Stated exercise: Could you edit the rows below so that each "trace-line" becomes "signal-trace", keep everything else unchanged, and leave the pictures out of your answer?

Input:
_ _ _ _

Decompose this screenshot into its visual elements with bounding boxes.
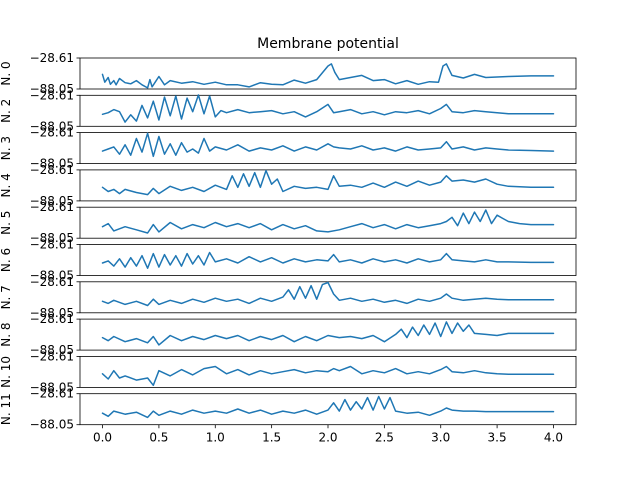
- y-axis-label: N. 3: [0, 136, 13, 160]
- panel-frame: [79, 169, 577, 202]
- y-tick-label-min: −88.05: [30, 343, 74, 357]
- y-tick-label-max: −28.61: [30, 238, 74, 252]
- y-tick-label-max: −28.61: [30, 312, 74, 326]
- y-tick-label-min: −88.05: [30, 82, 74, 96]
- panel-3: −28.61 −88.05 N. 4: [0, 163, 577, 208]
- x-tick-label: 4.0: [544, 431, 563, 445]
- y-tick-label-max: −28.61: [30, 275, 74, 289]
- y-tick-label-min: −88.05: [30, 418, 74, 432]
- x-tick-label: 1.5: [262, 431, 281, 445]
- panel-frame: [79, 318, 577, 351]
- panel-frame: [79, 132, 577, 165]
- panel-8: −28.61 −88.05 N. 10: [0, 349, 577, 394]
- trace-line: [101, 365, 555, 387]
- chart-title: Membrane potential: [257, 36, 399, 52]
- y-axis-label: N. 8: [0, 322, 13, 346]
- y-tick-label-min: −88.05: [30, 157, 74, 171]
- trace-line: [101, 321, 555, 346]
- y-tick-label-max: −28.61: [30, 163, 74, 177]
- x-tick-label: 2.0: [318, 431, 337, 445]
- panel-frame: [79, 355, 577, 388]
- trace-line: [101, 132, 555, 158]
- y-tick-label-min: −88.05: [30, 119, 74, 133]
- panel-4: −28.61 −88.05 N. 5: [0, 200, 577, 245]
- panels-group: −28.61−88.05N. 0−28.61−88.05N. 2−28.61−8…: [0, 51, 577, 432]
- panel-1: −28.61 −88.05 N. 2: [0, 88, 577, 133]
- x-tick-label: 0.0: [93, 431, 112, 445]
- trace-line: [101, 251, 555, 269]
- y-axis-label: N. 2: [0, 99, 13, 123]
- y-axis-label: N. 0: [0, 61, 13, 85]
- x-tick-label: 0.5: [149, 431, 168, 445]
- y-tick-label-min: −88.05: [30, 269, 74, 283]
- trace-line: [101, 169, 555, 196]
- x-tick-label: 2.5: [375, 431, 394, 445]
- trace-line: [101, 63, 555, 89]
- y-tick-label-min: −88.05: [30, 231, 74, 245]
- x-tick-label: 3.0: [431, 431, 450, 445]
- y-tick-label-max: −28.61: [30, 200, 74, 214]
- panel-frame: [79, 281, 577, 314]
- y-tick-label-max: −28.61: [30, 126, 74, 140]
- y-tick-label-min: −88.05: [30, 380, 74, 394]
- panel-2: −28.61 −88.05 N. 3: [0, 126, 577, 171]
- x-tick-label: 3.5: [488, 431, 507, 445]
- panel-frame: [79, 94, 577, 127]
- y-tick-label-min: −88.05: [30, 306, 74, 320]
- panel-5: −28.61 −88.05 N. 6: [0, 238, 577, 283]
- panel-frame: [79, 244, 577, 276]
- trace-line: [101, 395, 555, 419]
- y-axis-label: N. 11: [0, 393, 13, 425]
- y-axis-label: N. 6: [0, 248, 13, 272]
- panel-6: −28.61 −88.05 N. 7: [0, 275, 577, 320]
- y-axis-label: N. 10: [0, 356, 13, 388]
- y-tick-label-max: −28.61: [30, 51, 74, 65]
- panel-frame: [79, 206, 577, 239]
- trace-line: [101, 94, 555, 123]
- panel-9: −28.61 −88.05 N. 11: [0, 387, 577, 432]
- panel-7: −28.61 −88.05 N. 8: [0, 312, 577, 357]
- panel-0: −28.61 −88.05 N. 0: [0, 51, 577, 96]
- panel-frame: [79, 57, 577, 90]
- y-tick-label-max: −28.61: [30, 387, 74, 401]
- y-axis-label: N. 5: [0, 211, 13, 235]
- x-tick-label: 1.0: [206, 431, 225, 445]
- trace-line: [101, 281, 555, 307]
- trace-line: [101, 209, 555, 234]
- x-axis: 0.0 0.5 1.0 1.5 2.0 2.5 3.0 3.5 4.0: [93, 424, 563, 445]
- y-tick-label-min: −88.05: [30, 194, 74, 208]
- y-axis-label: N. 4: [0, 173, 13, 197]
- y-tick-label-max: −28.61: [30, 349, 74, 363]
- y-tick-label-max: −28.61: [30, 88, 74, 102]
- y-axis-label: N. 7: [0, 285, 13, 309]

_ _ _ _

Complete response:
Decompose this screenshot into its visual elements with bounding boxes.
- y-axis-label: N. 3: [0, 136, 13, 160]
- panel-frame: [79, 169, 577, 202]
- y-tick-label-min: −88.05: [30, 343, 74, 357]
- y-tick-label-max: −28.61: [30, 238, 74, 252]
- y-tick-label-max: −28.61: [30, 312, 74, 326]
- y-tick-label-min: −88.05: [30, 82, 74, 96]
- panel-3: −28.61 −88.05 N. 4: [0, 163, 577, 208]
- x-tick-label: 4.0: [544, 431, 563, 445]
- y-tick-label-max: −28.61: [30, 275, 74, 289]
- y-tick-label-min: −88.05: [30, 418, 74, 432]
- x-tick-label: 1.5: [262, 431, 281, 445]
- panel-frame: [79, 318, 577, 351]
- panel-frame: [79, 132, 577, 165]
- panel-8: −28.61 −88.05 N. 10: [0, 349, 577, 394]
- signal-trace: [101, 365, 555, 387]
- chart-title: Membrane potential: [257, 36, 399, 52]
- y-axis-label: N. 8: [0, 322, 13, 346]
- y-tick-label-min: −88.05: [30, 157, 74, 171]
- signal-trace: [101, 321, 555, 346]
- y-tick-label-max: −28.61: [30, 163, 74, 177]
- x-tick-label: 2.0: [318, 431, 337, 445]
- panel-frame: [79, 355, 577, 388]
- signal-trace: [101, 132, 555, 158]
- y-tick-label-min: −88.05: [30, 119, 74, 133]
- panel-4: −28.61 −88.05 N. 5: [0, 200, 577, 245]
- panels-group: −28.61−88.05N. 0−28.61−88.05N. 2−28.61−8…: [0, 51, 577, 432]
- panel-1: −28.61 −88.05 N. 2: [0, 88, 577, 133]
- x-tick-label: 0.0: [93, 431, 112, 445]
- signal-trace: [101, 251, 555, 269]
- y-axis-label: N. 2: [0, 99, 13, 123]
- y-axis-label: N. 0: [0, 61, 13, 85]
- x-tick-label: 0.5: [149, 431, 168, 445]
- y-tick-label-min: −88.05: [30, 269, 74, 283]
- signal-trace: [101, 169, 555, 196]
- x-tick-label: 2.5: [375, 431, 394, 445]
- signal-trace: [101, 63, 555, 89]
- y-tick-label-min: −88.05: [30, 231, 74, 245]
- x-tick-label: 3.0: [431, 431, 450, 445]
- y-tick-label-max: −28.61: [30, 200, 74, 214]
- panel-frame: [79, 281, 577, 314]
- y-tick-label-max: −28.61: [30, 126, 74, 140]
- y-tick-label-min: −88.05: [30, 380, 74, 394]
- panel-2: −28.61 −88.05 N. 3: [0, 126, 577, 171]
- x-tick-label: 3.5: [488, 431, 507, 445]
- panel-frame: [79, 94, 577, 127]
- y-tick-label-min: −88.05: [30, 306, 74, 320]
- panel-5: −28.61 −88.05 N. 6: [0, 238, 577, 283]
- panel-frame: [79, 244, 577, 276]
- signal-trace: [101, 395, 555, 419]
- y-axis-label: N. 11: [0, 393, 13, 425]
- y-axis-label: N. 6: [0, 248, 13, 272]
- panel-6: −28.61 −88.05 N. 7: [0, 275, 577, 320]
- y-axis-label: N. 10: [0, 356, 13, 388]
- y-tick-label-max: −28.61: [30, 51, 74, 65]
- panel-frame: [79, 206, 577, 239]
- signal-trace: [101, 94, 555, 123]
- panel-9: −28.61 −88.05 N. 11: [0, 387, 577, 432]
- panel-7: −28.61 −88.05 N. 8: [0, 312, 577, 357]
- panel-0: −28.61 −88.05 N. 0: [0, 51, 577, 96]
- panel-frame: [79, 57, 577, 90]
- y-tick-label-max: −28.61: [30, 387, 74, 401]
- y-axis-label: N. 5: [0, 211, 13, 235]
- x-tick-label: 1.0: [206, 431, 225, 445]
- signal-trace: [101, 281, 555, 307]
- signal-trace: [101, 209, 555, 234]
- x-axis: 0.0 0.5 1.0 1.5 2.0 2.5 3.0 3.5 4.0: [93, 424, 563, 445]
- y-tick-label-min: −88.05: [30, 194, 74, 208]
- y-axis-label: N. 4: [0, 173, 13, 197]
- y-tick-label-max: −28.61: [30, 349, 74, 363]
- y-tick-label-max: −28.61: [30, 88, 74, 102]
- y-axis-label: N. 7: [0, 285, 13, 309]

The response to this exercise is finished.